= Material provided =
— START —

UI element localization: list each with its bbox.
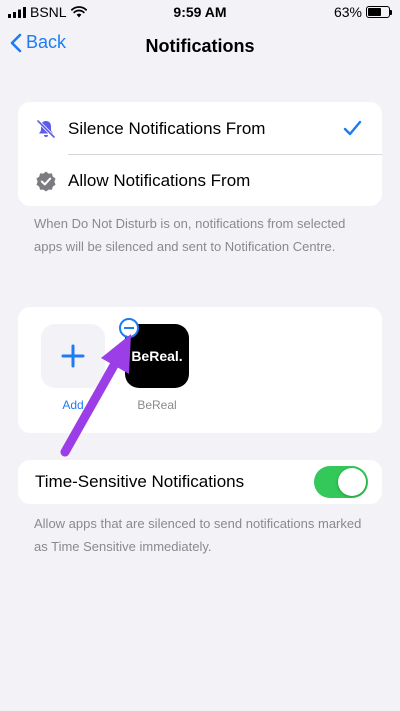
time-sensitive-card: Time-Sensitive Notifications [18,460,382,504]
option-allow-label: Allow Notifications From [68,171,251,190]
page-title: Notifications [145,36,255,56]
silence-footnote: When Do Not Disturb is on, notifications… [34,216,346,254]
time-sensitive-toggle[interactable] [314,466,368,498]
battery-fill [368,8,381,16]
nav-bar: Back Notifications [0,28,400,64]
time-sensitive-footnote: Allow apps that are silenced to send not… [34,516,362,554]
status-right: 63% [333,4,392,20]
check-badge-icon [36,171,56,192]
option-allow-notifications[interactable]: Allow Notifications From [18,154,382,206]
annotation-arrow-icon [60,334,131,457]
silence-options-card: Silence Notifications From Allow Notific… [18,102,382,206]
battery-icon [366,6,392,18]
battery-percent: 63% [333,4,362,20]
minus-icon [124,327,134,329]
option-silence-notifications[interactable]: Silence Notifications From [18,102,382,154]
toggle-knob [338,468,366,496]
checkmark-icon [343,120,362,136]
status-bar: BSNL 9:59 AM 63% [0,0,400,24]
option-silence-label: Silence Notifications From [68,119,266,138]
time-sensitive-label: Time-Sensitive Notifications [35,472,245,491]
bell-slash-icon [36,119,56,139]
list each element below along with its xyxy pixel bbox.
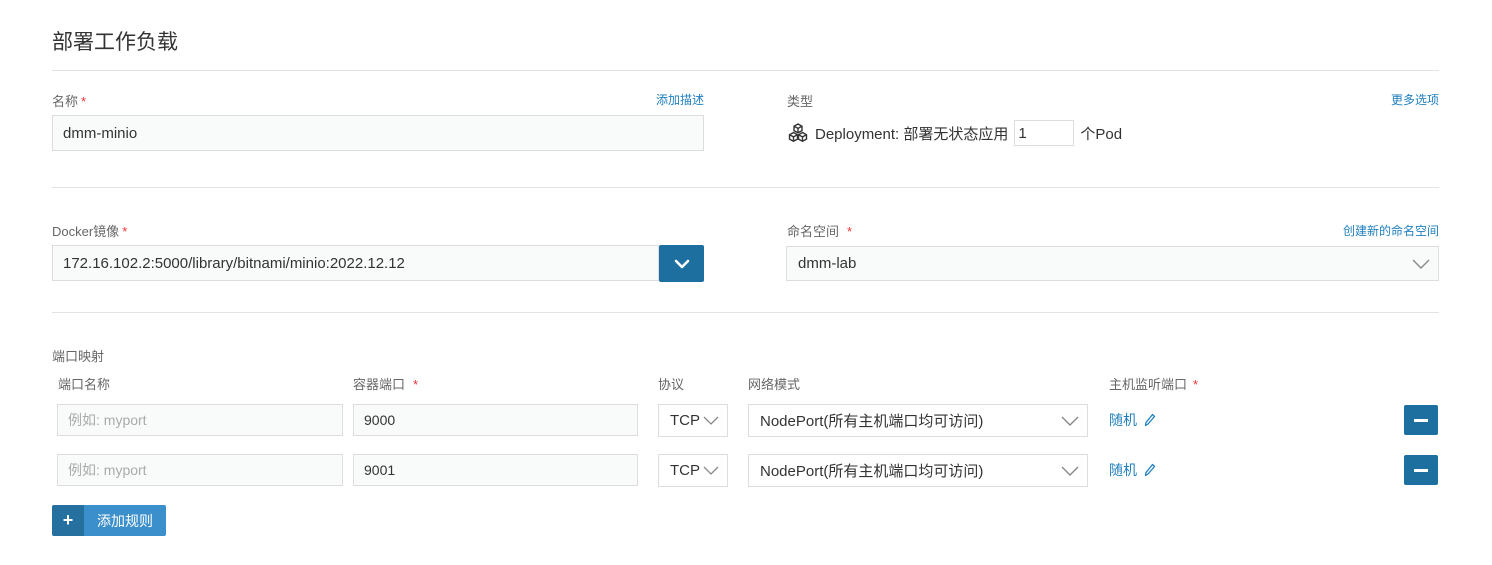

— END —

= Exercise task =
Reproduce every line of the entries above, character for character, omitting the pictures.

= Finished answer =
UI element localization: list each with its bbox.
time-sensitive-card: Time-Sensitive Notifications [18,460,382,504]
option-allow-label: Allow Notifications From [68,171,251,190]
page-title: Notifications [145,36,255,56]
silence-footnote: When Do Not Disturb is on, notifications… [34,216,346,254]
time-sensitive-toggle[interactable] [314,466,368,498]
battery-fill [368,8,381,16]
nav-bar: Back Notifications [0,28,400,64]
time-sensitive-footnote: Allow apps that are silenced to send not… [34,516,362,554]
status-right: 63% [333,4,392,20]
check-badge-icon [36,171,56,192]
option-allow-notifications[interactable]: Allow Notifications From [18,154,382,206]
annotation-arrow-icon [60,334,131,457]
silence-options-card: Silence Notifications From Allow Notific… [18,102,382,206]
battery-icon [366,6,392,18]
battery-percent: 63% [333,4,362,20]
minus-icon [124,327,134,329]
option-silence-notifications[interactable]: Silence Notifications From [18,102,382,154]
toggle-knob [338,468,366,496]
checkmark-icon [343,120,362,136]
status-bar: BSNL 9:59 AM 63% [0,0,400,24]
option-silence-label: Silence Notifications From [68,119,266,138]
time-sensitive-label: Time-Sensitive Notifications [35,472,245,491]
bell-slash-icon [36,119,56,139]
list each element below along with its xyxy pixel bbox.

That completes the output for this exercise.